[A block of data]
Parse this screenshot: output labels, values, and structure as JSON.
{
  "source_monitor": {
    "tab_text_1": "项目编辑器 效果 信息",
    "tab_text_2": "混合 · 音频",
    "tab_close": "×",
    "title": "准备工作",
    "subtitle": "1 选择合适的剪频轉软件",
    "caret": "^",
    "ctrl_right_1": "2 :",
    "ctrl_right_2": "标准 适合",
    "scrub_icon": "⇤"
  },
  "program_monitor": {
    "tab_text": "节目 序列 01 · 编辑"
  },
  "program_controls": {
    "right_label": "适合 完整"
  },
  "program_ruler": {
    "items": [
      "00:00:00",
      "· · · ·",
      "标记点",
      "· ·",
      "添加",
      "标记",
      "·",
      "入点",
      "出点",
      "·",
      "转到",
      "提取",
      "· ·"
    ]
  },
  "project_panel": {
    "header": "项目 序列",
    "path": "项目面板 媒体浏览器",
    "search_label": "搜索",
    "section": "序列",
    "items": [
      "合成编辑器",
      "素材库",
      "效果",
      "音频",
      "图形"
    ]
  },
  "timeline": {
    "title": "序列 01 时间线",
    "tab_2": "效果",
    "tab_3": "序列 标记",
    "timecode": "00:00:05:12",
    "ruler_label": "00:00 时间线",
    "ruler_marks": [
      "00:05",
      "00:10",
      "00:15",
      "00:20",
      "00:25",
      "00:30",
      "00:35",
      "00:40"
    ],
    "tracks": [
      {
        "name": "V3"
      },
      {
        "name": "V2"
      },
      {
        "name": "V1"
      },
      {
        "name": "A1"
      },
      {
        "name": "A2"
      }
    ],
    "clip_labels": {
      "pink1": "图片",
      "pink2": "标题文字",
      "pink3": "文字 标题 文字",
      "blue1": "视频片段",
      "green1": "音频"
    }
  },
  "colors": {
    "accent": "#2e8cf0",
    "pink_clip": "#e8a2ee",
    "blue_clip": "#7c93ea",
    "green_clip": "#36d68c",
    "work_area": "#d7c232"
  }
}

• _What is needed_: Return every entry exactly as given.

• _Exercise solution_:
Parse this screenshot: output labels, values, and structure as JSON.
{
  "source_monitor": {
    "tab_text_1": "项目编辑器 效果 信息",
    "tab_text_2": "混合 · 音频",
    "tab_close": "×",
    "title": "准备工作",
    "subtitle": "1 选择合适的剪频轉软件",
    "caret": "^",
    "ctrl_right_1": "2 :",
    "ctrl_right_2": "标准 适合",
    "scrub_icon": "⇤"
  },
  "program_monitor": {
    "tab_text": "节目 序列 01 · 编辑"
  },
  "program_controls": {
    "right_label": "适合 完整"
  },
  "program_ruler": {
    "items": [
      "00:00:00",
      "· · · ·",
      "标记点",
      "· ·",
      "添加",
      "标记",
      "·",
      "入点",
      "出点",
      "·",
      "转到",
      "提取",
      "· ·"
    ]
  },
  "project_panel": {
    "header": "项目 序列",
    "path": "项目面板 媒体浏览器",
    "search_label": "搜索",
    "section": "序列",
    "items": [
      "合成编辑器",
      "素材库",
      "效果",
      "音频",
      "图形"
    ]
  },
  "timeline": {
    "title": "序列 01 时间线",
    "tab_2": "效果",
    "tab_3": "序列 标记",
    "timecode": "00:00:05:12",
    "ruler_label": "00:00 时间线",
    "ruler_marks": [
      "00:05",
      "00:10",
      "00:15",
      "00:20",
      "00:25",
      "00:30",
      "00:35",
      "00:40"
    ],
    "tracks": [
      {
        "name": "V3"
      },
      {
        "name": "V2"
      },
      {
        "name": "V1"
      },
      {
        "name": "A1"
      },
      {
        "name": "A2"
      }
    ],
    "clip_labels": {
      "pink1": "图片",
      "pink2": "标题文字",
      "pink3": "文字 标题 文字",
      "blue1": "视频片段",
      "green1": "音频"
    }
  },
  "colors": {
    "accent": "#2e8cf0",
    "pink_clip": "#e8a2ee",
    "blue_clip": "#7c93ea",
    "green_clip": "#36d68c",
    "work_area": "#d7c232"
  }
}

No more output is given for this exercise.